WHAT TO DO: How many lines of these entries hold the string "true"? Reply with the number alone.
━━━ GIVEN DATA ━━━
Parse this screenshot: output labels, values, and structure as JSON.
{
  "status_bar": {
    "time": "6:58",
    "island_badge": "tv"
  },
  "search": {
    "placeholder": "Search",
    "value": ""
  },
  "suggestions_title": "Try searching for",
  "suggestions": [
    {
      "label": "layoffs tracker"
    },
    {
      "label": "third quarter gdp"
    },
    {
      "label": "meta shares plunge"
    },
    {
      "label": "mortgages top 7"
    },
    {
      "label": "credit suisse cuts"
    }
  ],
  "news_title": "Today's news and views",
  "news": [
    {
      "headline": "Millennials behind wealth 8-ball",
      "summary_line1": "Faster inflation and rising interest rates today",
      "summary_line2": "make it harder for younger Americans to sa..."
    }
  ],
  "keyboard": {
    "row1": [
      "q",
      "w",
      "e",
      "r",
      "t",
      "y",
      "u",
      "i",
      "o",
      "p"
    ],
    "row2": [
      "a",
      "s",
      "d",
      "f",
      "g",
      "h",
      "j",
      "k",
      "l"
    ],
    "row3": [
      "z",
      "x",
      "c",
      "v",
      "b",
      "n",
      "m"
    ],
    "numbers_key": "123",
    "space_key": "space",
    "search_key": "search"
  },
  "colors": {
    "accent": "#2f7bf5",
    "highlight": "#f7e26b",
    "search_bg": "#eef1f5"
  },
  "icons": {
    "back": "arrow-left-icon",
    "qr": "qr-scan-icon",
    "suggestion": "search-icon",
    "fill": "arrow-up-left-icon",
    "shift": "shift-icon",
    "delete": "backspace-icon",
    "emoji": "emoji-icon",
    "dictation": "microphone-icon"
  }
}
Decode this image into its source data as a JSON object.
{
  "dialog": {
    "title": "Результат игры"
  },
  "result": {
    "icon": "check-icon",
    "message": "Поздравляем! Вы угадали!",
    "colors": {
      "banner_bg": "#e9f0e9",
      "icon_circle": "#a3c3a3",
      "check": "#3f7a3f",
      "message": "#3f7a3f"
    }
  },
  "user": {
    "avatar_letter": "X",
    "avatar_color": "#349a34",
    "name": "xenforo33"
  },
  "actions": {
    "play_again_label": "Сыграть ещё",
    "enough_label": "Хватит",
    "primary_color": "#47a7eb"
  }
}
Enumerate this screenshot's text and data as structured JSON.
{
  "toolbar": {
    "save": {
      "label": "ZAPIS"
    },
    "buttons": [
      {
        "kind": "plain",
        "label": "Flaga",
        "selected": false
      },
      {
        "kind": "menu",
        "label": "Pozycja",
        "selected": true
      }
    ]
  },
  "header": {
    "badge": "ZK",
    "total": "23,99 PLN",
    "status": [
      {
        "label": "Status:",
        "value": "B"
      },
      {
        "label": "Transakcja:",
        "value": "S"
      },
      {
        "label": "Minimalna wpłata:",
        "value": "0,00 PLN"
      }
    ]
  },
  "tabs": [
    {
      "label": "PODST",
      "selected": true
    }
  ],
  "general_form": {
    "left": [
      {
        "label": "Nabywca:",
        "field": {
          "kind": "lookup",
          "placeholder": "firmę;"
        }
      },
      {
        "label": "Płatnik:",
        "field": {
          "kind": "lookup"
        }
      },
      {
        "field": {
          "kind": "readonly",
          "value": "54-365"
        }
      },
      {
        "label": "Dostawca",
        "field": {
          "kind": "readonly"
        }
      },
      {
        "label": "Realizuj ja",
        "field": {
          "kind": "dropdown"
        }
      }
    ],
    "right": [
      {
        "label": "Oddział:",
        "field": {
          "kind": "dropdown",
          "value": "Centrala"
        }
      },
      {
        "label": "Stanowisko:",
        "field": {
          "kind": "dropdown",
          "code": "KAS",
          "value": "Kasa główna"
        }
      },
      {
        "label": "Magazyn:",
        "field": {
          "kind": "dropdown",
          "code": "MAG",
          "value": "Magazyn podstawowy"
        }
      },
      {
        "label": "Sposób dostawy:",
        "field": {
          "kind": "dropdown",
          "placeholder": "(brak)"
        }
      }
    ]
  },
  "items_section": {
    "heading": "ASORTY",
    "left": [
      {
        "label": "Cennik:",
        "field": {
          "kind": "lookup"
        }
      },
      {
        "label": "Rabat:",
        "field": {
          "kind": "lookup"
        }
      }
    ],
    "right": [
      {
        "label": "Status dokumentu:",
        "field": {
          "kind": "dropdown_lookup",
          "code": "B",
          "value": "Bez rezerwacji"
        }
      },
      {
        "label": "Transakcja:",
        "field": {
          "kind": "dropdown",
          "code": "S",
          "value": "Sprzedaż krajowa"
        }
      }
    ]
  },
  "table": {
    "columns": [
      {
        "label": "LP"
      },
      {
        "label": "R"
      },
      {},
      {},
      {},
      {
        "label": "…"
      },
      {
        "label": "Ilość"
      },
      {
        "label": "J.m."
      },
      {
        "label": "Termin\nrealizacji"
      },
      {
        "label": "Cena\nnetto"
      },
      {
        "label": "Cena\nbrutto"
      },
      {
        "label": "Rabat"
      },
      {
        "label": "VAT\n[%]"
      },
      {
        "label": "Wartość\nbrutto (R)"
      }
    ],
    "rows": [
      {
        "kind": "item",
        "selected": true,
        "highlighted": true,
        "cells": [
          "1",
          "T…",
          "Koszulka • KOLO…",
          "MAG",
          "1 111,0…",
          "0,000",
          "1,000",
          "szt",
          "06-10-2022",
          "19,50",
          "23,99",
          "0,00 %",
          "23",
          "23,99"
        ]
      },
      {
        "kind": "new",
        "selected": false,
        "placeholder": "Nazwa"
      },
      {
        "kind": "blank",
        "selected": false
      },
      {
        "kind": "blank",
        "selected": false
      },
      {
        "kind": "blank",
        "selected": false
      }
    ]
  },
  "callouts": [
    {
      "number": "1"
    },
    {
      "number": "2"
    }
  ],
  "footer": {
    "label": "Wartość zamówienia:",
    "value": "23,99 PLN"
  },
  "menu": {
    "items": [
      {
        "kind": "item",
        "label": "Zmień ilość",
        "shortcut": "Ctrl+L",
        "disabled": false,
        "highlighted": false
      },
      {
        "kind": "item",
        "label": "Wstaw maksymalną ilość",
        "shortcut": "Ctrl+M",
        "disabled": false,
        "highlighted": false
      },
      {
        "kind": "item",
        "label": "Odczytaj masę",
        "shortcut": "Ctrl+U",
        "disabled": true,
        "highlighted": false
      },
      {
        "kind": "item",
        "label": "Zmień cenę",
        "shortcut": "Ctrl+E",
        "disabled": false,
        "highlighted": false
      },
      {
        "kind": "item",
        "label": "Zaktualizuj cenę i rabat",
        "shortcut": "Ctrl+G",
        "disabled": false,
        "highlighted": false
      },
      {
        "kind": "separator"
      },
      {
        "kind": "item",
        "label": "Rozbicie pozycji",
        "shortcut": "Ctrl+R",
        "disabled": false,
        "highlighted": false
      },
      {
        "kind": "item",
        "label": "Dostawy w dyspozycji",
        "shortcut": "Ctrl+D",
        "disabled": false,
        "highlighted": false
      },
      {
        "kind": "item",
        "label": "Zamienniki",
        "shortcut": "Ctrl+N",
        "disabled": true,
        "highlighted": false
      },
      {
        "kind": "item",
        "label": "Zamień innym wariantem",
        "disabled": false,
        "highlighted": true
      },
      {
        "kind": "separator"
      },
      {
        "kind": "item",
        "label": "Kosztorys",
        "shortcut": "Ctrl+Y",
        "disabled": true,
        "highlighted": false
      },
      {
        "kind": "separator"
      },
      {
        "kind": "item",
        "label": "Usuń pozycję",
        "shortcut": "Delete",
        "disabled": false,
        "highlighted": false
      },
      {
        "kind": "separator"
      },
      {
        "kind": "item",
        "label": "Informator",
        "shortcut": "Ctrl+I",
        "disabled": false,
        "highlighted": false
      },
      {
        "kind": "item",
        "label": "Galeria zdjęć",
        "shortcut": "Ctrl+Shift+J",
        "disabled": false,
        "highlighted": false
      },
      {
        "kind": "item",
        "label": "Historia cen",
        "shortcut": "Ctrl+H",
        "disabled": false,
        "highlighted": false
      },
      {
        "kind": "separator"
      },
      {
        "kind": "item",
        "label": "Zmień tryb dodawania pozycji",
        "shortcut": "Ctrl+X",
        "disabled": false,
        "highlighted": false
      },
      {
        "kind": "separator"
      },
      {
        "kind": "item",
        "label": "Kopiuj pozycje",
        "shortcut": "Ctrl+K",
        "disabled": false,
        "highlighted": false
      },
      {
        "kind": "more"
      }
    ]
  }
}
━━━
TASK RESULT: 8